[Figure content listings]
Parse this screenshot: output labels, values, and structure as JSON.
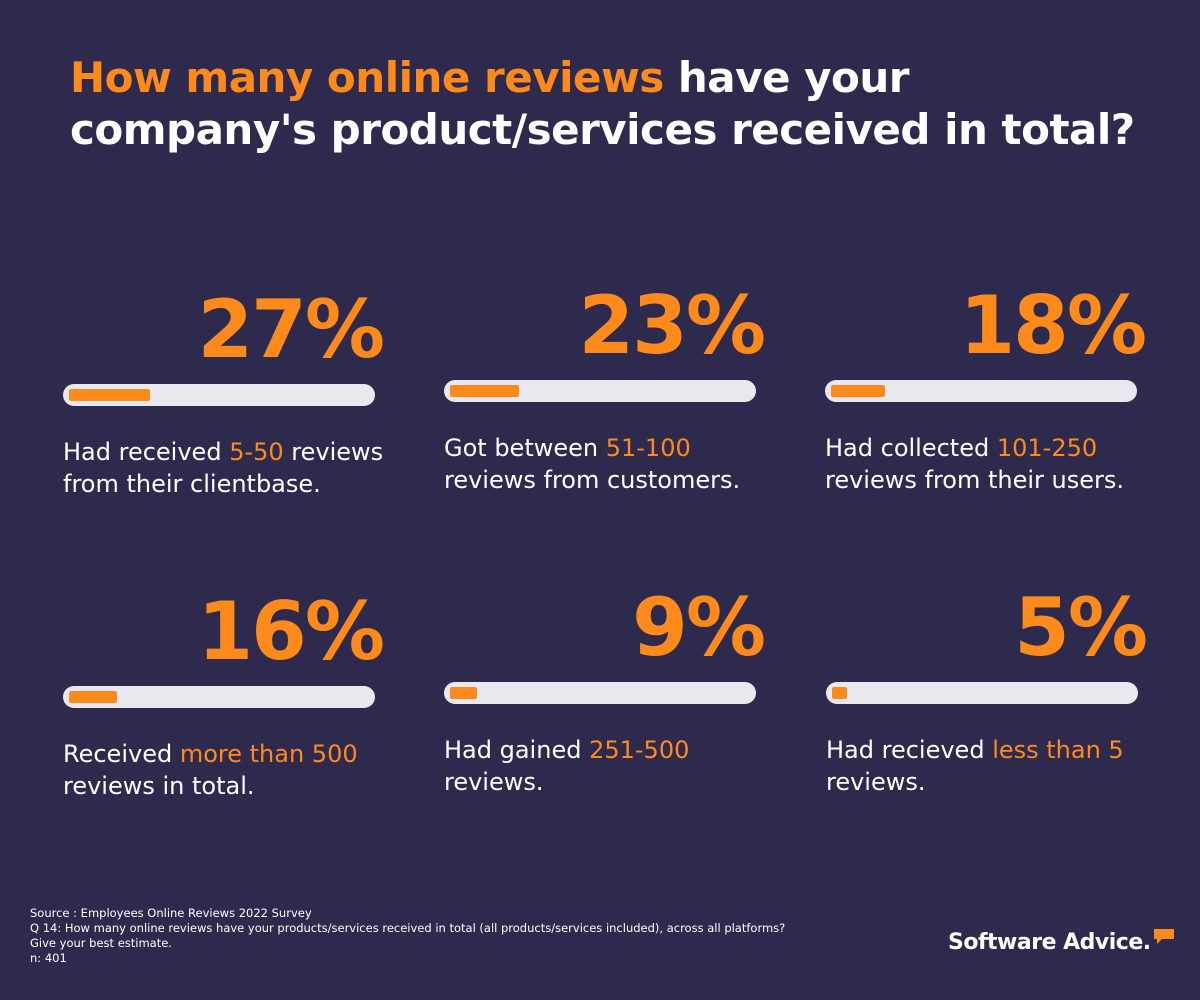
{
  "title": {
    "highlight": "How many online reviews",
    "rest": " have your company's product/services received in total?"
  },
  "colors": {
    "background": "#2d2a4e",
    "accent": "#ff8a1c",
    "track": "#e8e8ee",
    "text": "#ffffff"
  },
  "chart_data": {
    "type": "bar",
    "title": "How many online reviews have your company's product/services received in total?",
    "categories": [
      "5-50",
      "51-100",
      "101-250",
      "more than 500",
      "251-500",
      "less than 5"
    ],
    "values": [
      27,
      23,
      18,
      16,
      9,
      5
    ],
    "unit": "%",
    "ylim": [
      0,
      100
    ],
    "items": [
      {
        "percent": 27,
        "label": "27%",
        "before": "Had received ",
        "range": "5-50",
        "after": " reviews from their clientbase."
      },
      {
        "percent": 23,
        "label": "23%",
        "before": "Got between ",
        "range": "51-100",
        "after": " reviews from customers."
      },
      {
        "percent": 18,
        "label": "18%",
        "before": "Had collected ",
        "range": "101-250",
        "after": " reviews from their users."
      },
      {
        "percent": 16,
        "label": "16%",
        "before": "Received ",
        "range": "more than 500",
        "after": " reviews in total."
      },
      {
        "percent": 9,
        "label": "9%",
        "before": "Had gained ",
        "range": "251-500",
        "after": " reviews."
      },
      {
        "percent": 5,
        "label": "5%",
        "before": "Had recieved ",
        "range": "less than 5",
        "after": " reviews."
      }
    ]
  },
  "footnote": {
    "source": "Source : Employees Online Reviews 2022 Survey",
    "question_line1": "Q 14: How many online reviews have your products/services received in total (all products/services included), across all platforms?",
    "question_line2": "Give your best estimate.",
    "sample": "n: 401"
  },
  "logo": {
    "text": "Software Advice.",
    "icon": "speech-bubble-icon"
  }
}
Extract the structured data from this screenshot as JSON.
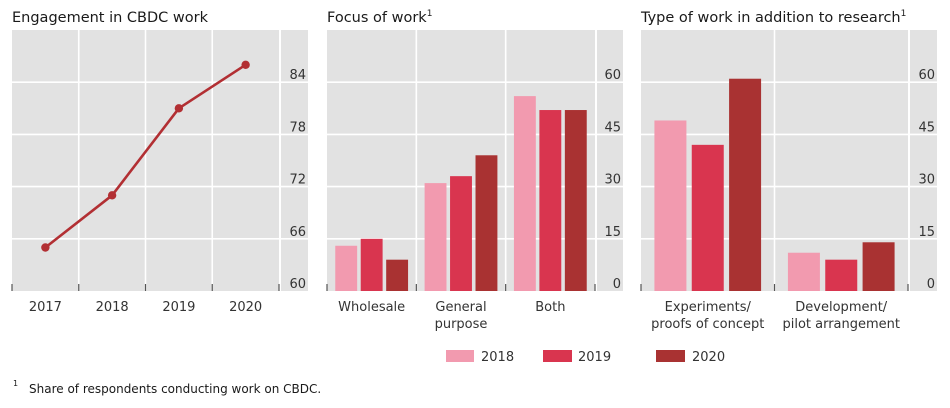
{
  "colors": {
    "plot_bg": "#E2E2E2",
    "grid": "#FFFFFF",
    "line": "#B22F33",
    "2018": "#F29AAF",
    "2019": "#D9354F",
    "2020": "#A93232"
  },
  "chart_data": [
    {
      "type": "line",
      "title": "Engagement in CBDC work",
      "title_sup": "",
      "categories": [
        "2017",
        "2018",
        "2019",
        "2020"
      ],
      "values": [
        65,
        71,
        81,
        86
      ],
      "ylim": [
        60,
        90
      ],
      "yticks": [
        60,
        66,
        72,
        78,
        84
      ],
      "axis_side": "right",
      "grid": true
    },
    {
      "type": "bar",
      "title": "Focus of work",
      "title_sup": "1",
      "categories": [
        [
          "Wholesale"
        ],
        [
          "General",
          "purpose"
        ],
        [
          "Both"
        ]
      ],
      "series": [
        {
          "name": "2018",
          "values": [
            13,
            31,
            56
          ]
        },
        {
          "name": "2019",
          "values": [
            15,
            33,
            52
          ]
        },
        {
          "name": "2020",
          "values": [
            9,
            39,
            52
          ]
        }
      ],
      "ylim": [
        0,
        75
      ],
      "yticks": [
        0,
        15,
        30,
        45,
        60
      ],
      "axis_side": "right",
      "grid": true
    },
    {
      "type": "bar",
      "title": "Type of work in addition to research",
      "title_sup": "1",
      "categories": [
        [
          "Experiments/",
          "proofs of concept"
        ],
        [
          "Development/",
          "pilot arrangement"
        ]
      ],
      "series": [
        {
          "name": "2018",
          "values": [
            49,
            11
          ]
        },
        {
          "name": "2019",
          "values": [
            42,
            9
          ]
        },
        {
          "name": "2020",
          "values": [
            61,
            14
          ]
        }
      ],
      "ylim": [
        0,
        75
      ],
      "yticks": [
        0,
        15,
        30,
        45,
        60
      ],
      "axis_side": "right",
      "grid": true
    }
  ],
  "legend": {
    "placement": "bottom-center",
    "items": [
      "2018",
      "2019",
      "2020"
    ]
  },
  "footnote": {
    "marker": "1",
    "text": "Share of respondents conducting work on CBDC."
  }
}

• [Exercise description]:
Copy every record above exactly, leaving out any pictures.

• [Solution]:
Parse this screenshot: output labels, values, and structure as JSON.
{
  "title": {
    "highlight": "How many online reviews",
    "rest": " have your company's product/services received in total?"
  },
  "colors": {
    "background": "#2d2a4e",
    "accent": "#ff8a1c",
    "track": "#e8e8ee",
    "text": "#ffffff"
  },
  "chart_data": {
    "type": "bar",
    "title": "How many online reviews have your company's product/services received in total?",
    "categories": [
      "5-50",
      "51-100",
      "101-250",
      "more than 500",
      "251-500",
      "less than 5"
    ],
    "values": [
      27,
      23,
      18,
      16,
      9,
      5
    ],
    "unit": "%",
    "ylim": [
      0,
      100
    ],
    "items": [
      {
        "percent": 27,
        "label": "27%",
        "before": "Had received ",
        "range": "5-50",
        "after": " reviews from their clientbase."
      },
      {
        "percent": 23,
        "label": "23%",
        "before": "Got between ",
        "range": "51-100",
        "after": " reviews from customers."
      },
      {
        "percent": 18,
        "label": "18%",
        "before": "Had collected ",
        "range": "101-250",
        "after": " reviews from their users."
      },
      {
        "percent": 16,
        "label": "16%",
        "before": "Received ",
        "range": "more than 500",
        "after": " reviews in total."
      },
      {
        "percent": 9,
        "label": "9%",
        "before": "Had gained ",
        "range": "251-500",
        "after": " reviews."
      },
      {
        "percent": 5,
        "label": "5%",
        "before": "Had recieved ",
        "range": "less than 5",
        "after": " reviews."
      }
    ]
  },
  "footnote": {
    "source": "Source : Employees Online Reviews 2022 Survey",
    "question_line1": "Q 14: How many online reviews have your products/services received in total (all products/services included), across all platforms?",
    "question_line2": "Give your best estimate.",
    "sample": "n: 401"
  },
  "logo": {
    "text": "Software Advice.",
    "icon": "speech-bubble-icon"
  }
}
Extract the structured data from this screenshot as JSON.
{
  "colors": {
    "plot_bg": "#E2E2E2",
    "grid": "#FFFFFF",
    "line": "#B22F33",
    "2018": "#F29AAF",
    "2019": "#D9354F",
    "2020": "#A93232"
  },
  "chart_data": [
    {
      "type": "line",
      "title": "Engagement in CBDC work",
      "title_sup": "",
      "categories": [
        "2017",
        "2018",
        "2019",
        "2020"
      ],
      "values": [
        65,
        71,
        81,
        86
      ],
      "ylim": [
        60,
        90
      ],
      "yticks": [
        60,
        66,
        72,
        78,
        84
      ],
      "axis_side": "right",
      "grid": true
    },
    {
      "type": "bar",
      "title": "Focus of work",
      "title_sup": "1",
      "categories": [
        [
          "Wholesale"
        ],
        [
          "General",
          "purpose"
        ],
        [
          "Both"
        ]
      ],
      "series": [
        {
          "name": "2018",
          "values": [
            13,
            31,
            56
          ]
        },
        {
          "name": "2019",
          "values": [
            15,
            33,
            52
          ]
        },
        {
          "name": "2020",
          "values": [
            9,
            39,
            52
          ]
        }
      ],
      "ylim": [
        0,
        75
      ],
      "yticks": [
        0,
        15,
        30,
        45,
        60
      ],
      "axis_side": "right",
      "grid": true
    },
    {
      "type": "bar",
      "title": "Type of work in addition to research",
      "title_sup": "1",
      "categories": [
        [
          "Experiments/",
          "proofs of concept"
        ],
        [
          "Development/",
          "pilot arrangement"
        ]
      ],
      "series": [
        {
          "name": "2018",
          "values": [
            49,
            11
          ]
        },
        {
          "name": "2019",
          "values": [
            42,
            9
          ]
        },
        {
          "name": "2020",
          "values": [
            61,
            14
          ]
        }
      ],
      "ylim": [
        0,
        75
      ],
      "yticks": [
        0,
        15,
        30,
        45,
        60
      ],
      "axis_side": "right",
      "grid": true
    }
  ],
  "legend": {
    "placement": "bottom-center",
    "items": [
      "2018",
      "2019",
      "2020"
    ]
  },
  "footnote": {
    "marker": "1",
    "text": "Share of respondents conducting work on CBDC."
  }
}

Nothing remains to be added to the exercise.